#### SUPPLIED ENTRIES:
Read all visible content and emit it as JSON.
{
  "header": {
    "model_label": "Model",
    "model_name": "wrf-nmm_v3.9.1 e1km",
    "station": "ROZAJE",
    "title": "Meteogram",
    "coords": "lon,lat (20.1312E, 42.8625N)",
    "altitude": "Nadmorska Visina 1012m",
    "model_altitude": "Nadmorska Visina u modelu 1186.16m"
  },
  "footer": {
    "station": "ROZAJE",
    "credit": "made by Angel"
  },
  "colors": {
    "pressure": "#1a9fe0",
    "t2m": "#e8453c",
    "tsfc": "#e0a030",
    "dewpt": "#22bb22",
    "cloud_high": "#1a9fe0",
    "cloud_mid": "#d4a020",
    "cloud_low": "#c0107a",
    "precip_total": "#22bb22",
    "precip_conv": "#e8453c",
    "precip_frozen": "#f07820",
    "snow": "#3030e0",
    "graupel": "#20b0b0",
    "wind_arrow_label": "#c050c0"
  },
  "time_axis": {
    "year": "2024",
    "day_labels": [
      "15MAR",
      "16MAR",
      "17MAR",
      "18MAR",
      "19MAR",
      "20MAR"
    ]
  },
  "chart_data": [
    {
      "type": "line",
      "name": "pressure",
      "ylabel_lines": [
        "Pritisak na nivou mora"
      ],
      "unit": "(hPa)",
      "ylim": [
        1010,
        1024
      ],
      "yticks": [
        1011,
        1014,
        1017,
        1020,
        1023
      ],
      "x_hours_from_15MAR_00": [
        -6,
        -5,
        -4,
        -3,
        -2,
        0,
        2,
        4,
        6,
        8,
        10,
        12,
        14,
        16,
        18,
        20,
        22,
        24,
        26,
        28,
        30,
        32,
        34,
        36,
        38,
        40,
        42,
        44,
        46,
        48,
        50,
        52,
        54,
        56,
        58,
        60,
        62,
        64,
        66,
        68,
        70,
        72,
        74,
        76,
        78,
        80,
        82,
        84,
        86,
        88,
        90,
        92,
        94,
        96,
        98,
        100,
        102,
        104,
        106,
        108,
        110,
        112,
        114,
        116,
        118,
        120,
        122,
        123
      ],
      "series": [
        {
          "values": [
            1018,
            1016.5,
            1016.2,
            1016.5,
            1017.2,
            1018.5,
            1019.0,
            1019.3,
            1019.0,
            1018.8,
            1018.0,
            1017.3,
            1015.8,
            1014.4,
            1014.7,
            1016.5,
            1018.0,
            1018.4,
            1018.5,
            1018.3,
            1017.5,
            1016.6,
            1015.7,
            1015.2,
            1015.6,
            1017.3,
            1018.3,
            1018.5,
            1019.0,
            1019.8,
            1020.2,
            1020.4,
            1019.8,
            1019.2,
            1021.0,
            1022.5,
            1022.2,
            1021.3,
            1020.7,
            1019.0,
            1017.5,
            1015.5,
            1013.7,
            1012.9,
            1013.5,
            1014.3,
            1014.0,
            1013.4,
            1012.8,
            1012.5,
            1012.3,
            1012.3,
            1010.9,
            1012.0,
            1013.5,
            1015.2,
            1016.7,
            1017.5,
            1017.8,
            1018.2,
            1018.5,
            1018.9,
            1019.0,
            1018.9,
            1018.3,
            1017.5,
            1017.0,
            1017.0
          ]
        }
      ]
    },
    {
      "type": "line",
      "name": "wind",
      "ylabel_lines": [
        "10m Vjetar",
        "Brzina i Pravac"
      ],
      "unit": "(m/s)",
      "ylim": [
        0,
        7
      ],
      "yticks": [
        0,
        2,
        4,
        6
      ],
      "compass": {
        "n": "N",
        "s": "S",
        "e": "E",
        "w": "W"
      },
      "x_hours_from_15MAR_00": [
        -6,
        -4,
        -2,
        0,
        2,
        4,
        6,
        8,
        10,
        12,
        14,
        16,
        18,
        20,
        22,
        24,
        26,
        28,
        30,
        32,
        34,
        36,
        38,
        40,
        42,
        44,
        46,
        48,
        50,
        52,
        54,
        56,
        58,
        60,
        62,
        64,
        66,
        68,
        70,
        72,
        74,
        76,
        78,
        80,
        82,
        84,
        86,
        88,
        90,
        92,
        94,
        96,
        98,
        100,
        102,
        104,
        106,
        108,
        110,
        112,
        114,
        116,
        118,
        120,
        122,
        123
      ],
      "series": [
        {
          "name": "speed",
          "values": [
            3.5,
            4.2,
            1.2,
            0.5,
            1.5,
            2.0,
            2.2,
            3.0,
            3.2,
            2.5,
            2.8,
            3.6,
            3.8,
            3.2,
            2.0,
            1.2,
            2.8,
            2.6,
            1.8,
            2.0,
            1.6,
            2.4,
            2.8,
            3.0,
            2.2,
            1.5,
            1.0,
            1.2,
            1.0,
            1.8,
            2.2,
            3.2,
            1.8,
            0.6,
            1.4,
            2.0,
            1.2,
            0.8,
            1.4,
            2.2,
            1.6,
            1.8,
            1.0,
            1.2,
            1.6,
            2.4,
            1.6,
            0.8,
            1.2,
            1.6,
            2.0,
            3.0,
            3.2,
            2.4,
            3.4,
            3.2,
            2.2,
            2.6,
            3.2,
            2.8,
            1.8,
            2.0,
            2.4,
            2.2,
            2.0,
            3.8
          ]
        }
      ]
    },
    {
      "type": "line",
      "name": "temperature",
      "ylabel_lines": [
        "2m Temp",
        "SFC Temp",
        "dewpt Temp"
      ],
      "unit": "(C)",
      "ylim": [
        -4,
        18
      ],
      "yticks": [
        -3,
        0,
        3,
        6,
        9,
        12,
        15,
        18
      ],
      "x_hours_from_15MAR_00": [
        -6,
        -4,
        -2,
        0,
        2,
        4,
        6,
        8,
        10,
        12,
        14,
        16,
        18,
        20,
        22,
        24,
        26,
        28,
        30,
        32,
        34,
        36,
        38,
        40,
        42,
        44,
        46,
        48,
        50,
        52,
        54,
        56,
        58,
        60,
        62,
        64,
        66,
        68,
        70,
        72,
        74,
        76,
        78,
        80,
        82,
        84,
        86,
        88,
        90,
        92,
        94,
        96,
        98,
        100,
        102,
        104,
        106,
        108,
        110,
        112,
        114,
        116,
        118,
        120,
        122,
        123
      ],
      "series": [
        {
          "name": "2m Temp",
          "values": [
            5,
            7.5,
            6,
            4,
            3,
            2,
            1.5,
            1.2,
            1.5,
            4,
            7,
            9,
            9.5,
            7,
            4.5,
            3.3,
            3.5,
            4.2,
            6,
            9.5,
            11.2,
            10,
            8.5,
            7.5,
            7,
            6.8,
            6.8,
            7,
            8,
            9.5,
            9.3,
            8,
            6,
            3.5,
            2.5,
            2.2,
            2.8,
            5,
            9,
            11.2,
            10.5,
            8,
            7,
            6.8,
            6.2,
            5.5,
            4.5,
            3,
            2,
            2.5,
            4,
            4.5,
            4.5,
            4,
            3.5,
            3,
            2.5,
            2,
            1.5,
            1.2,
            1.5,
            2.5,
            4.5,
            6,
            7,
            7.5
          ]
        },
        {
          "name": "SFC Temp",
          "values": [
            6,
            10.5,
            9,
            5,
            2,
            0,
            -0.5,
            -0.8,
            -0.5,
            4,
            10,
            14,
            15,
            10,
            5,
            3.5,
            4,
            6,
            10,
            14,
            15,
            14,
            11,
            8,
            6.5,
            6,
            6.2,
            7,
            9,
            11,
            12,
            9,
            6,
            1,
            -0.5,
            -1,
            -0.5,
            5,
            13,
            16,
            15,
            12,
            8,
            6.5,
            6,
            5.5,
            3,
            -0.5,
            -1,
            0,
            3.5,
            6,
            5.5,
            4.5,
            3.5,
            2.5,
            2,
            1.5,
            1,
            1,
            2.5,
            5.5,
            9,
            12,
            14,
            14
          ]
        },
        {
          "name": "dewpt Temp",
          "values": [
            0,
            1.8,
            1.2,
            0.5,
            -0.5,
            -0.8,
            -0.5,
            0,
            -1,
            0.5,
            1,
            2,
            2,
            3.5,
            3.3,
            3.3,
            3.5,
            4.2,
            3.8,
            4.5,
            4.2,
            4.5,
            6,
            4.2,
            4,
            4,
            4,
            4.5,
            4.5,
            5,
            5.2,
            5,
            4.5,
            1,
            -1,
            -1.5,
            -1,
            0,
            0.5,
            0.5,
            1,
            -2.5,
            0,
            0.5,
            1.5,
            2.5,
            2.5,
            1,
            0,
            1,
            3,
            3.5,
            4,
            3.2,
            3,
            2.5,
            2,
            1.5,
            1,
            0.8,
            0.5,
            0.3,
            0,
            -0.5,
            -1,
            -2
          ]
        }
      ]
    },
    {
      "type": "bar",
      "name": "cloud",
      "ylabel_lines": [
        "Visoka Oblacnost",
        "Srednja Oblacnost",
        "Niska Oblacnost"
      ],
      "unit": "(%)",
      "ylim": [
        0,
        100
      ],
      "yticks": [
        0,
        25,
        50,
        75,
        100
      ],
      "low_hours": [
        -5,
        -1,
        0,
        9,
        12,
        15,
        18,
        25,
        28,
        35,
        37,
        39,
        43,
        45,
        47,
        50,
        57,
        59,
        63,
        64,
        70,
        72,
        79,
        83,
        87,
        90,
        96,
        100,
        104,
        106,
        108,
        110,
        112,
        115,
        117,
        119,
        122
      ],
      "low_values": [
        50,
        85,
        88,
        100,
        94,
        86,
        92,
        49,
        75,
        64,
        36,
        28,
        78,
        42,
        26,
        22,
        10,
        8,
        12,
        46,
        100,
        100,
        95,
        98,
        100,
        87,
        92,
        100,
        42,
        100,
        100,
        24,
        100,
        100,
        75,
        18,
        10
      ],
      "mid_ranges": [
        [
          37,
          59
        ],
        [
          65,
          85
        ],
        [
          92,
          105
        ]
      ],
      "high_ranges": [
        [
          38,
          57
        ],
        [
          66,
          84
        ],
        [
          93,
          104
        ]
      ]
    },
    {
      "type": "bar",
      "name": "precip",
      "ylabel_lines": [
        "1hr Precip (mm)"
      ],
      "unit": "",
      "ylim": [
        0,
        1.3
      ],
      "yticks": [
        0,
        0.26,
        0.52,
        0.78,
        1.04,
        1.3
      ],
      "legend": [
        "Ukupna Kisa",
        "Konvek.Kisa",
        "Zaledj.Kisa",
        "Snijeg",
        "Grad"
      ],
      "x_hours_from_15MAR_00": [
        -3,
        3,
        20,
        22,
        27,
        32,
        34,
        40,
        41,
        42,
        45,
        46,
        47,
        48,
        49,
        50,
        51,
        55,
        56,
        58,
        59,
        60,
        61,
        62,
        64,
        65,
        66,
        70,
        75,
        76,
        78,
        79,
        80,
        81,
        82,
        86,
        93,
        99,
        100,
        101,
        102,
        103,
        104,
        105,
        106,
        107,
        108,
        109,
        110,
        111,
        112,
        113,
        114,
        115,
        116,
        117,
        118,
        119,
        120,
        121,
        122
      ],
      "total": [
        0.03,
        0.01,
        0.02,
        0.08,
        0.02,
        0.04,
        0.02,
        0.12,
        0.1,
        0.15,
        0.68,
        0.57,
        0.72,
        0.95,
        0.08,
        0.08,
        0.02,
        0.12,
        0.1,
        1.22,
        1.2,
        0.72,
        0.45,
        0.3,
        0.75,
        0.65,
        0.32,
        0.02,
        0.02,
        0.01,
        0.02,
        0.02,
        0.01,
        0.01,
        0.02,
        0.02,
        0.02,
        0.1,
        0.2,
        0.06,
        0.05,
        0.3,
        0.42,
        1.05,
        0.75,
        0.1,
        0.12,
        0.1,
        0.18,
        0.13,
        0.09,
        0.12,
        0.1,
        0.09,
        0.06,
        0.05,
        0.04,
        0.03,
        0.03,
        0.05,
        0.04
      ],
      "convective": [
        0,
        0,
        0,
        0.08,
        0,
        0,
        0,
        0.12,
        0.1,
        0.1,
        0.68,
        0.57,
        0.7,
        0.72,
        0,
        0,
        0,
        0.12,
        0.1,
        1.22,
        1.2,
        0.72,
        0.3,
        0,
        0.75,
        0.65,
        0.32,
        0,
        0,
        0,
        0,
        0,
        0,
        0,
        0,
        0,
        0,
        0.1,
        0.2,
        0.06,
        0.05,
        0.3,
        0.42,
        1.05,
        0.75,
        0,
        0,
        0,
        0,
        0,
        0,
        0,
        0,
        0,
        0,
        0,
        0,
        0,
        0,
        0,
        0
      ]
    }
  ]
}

#### TASK OBJECTIVE:
Pull out all lines from the entries above that include the word "Kisa".

#### TASK RESULT:
        "Ukupna Kisa",
        "Konvek.Kisa",
        "Zaledj.Kisa",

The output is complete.